▶ _Ausgangstext_
============

# Anno 2070 Steam auf deutsch umstellen



## rockstar06s (19. März 2012)

Hi Leute,
wie ihr der Überschrift entnehmen könnt, habe ich das Spiel bei Steam gekauft.
Leider ist alles auf English eine Umstellung bei der Installation habe ich nicht mitbekommen, beim runterladen wurde es praktisch installiert.
Jetzt im Spiel ist alles auf English, jedoch würde ich es gerne auf Deutsch umstellen.

Ich hoffe ihr könnt mir helfen Google und Thread durchsuchungen brachen mir nicht viel.

LG

---------- Posting hinzugefügt am 20.03.2012 um 00:01 ----------

also eines vorweg das mit der Sprachdatei auf Deutsch ändern habe ich probiert klappt nicht nach dem Start ist alles
English und wenn ich wieder auf die Sprachdatei schaue im config ist dort statt ger wieder eng.


----------



## rockstar06s (21. März 2012)

also jetzt habe ich es aber definitiv, falls jemand das gleiche haben sollte, hier wie es geht.
Nur für Steamkäufer

Einfach Steam öffnen Libary auf Spiel rechte Maustaste dann Language auf Deutsch stellen warten bis update fertig.

Und los kann es gehen endlich auf Deutsch puhhhhh


----------

============

▶ _Aufgabe_
Gib den obigen Forenthread zur Sprachumstellung von Anno 2070 bei Steam vollständig und unverändert aus.

▶ _Bereitgestelltes Material_

============

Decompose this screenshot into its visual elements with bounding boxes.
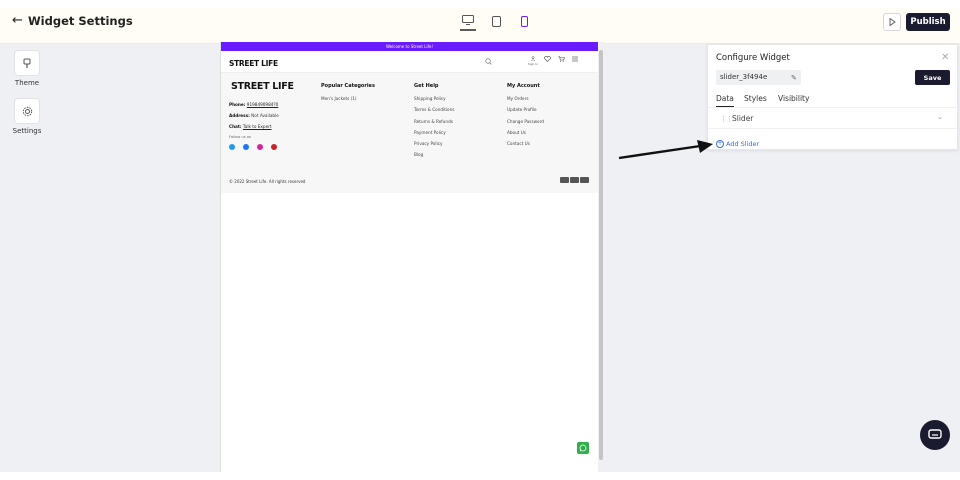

============

▶ _Ergebnis_
# Anno 2070 Steam auf deutsch umstellen



## rockstar06s (19. März 2012)

Hi Leute,
wie ihr der Überschrift entnehmen könnt, habe ich das Spiel bei Steam gekauft.
Leider ist alles auf English eine Umstellung bei der Installation habe ich nicht mitbekommen, beim runterladen wurde es praktisch installiert.
Jetzt im Spiel ist alles auf English, jedoch würde ich es gerne auf Deutsch umstellen.

Ich hoffe ihr könnt mir helfen Google und Thread durchsuchungen brachen mir nicht viel.

LG

---------- Posting hinzugefügt am 20.03.2012 um 00:01 ----------

also eines vorweg das mit der Sprachdatei auf Deutsch ändern habe ich probiert klappt nicht nach dem Start ist alles
English und wenn ich wieder auf die Sprachdatei schaue im config ist dort statt ger wieder eng.


----------



## rockstar06s (21. März 2012)

also jetzt habe ich es aber definitiv, falls jemand das gleiche haben sollte, hier wie es geht.
Nur für Steamkäufer

Einfach Steam öffnen Libary auf Spiel rechte Maustaste dann Language auf Deutsch stellen warten bis update fertig.

Und los kann es gehen endlich auf Deutsch puhhhhh


----------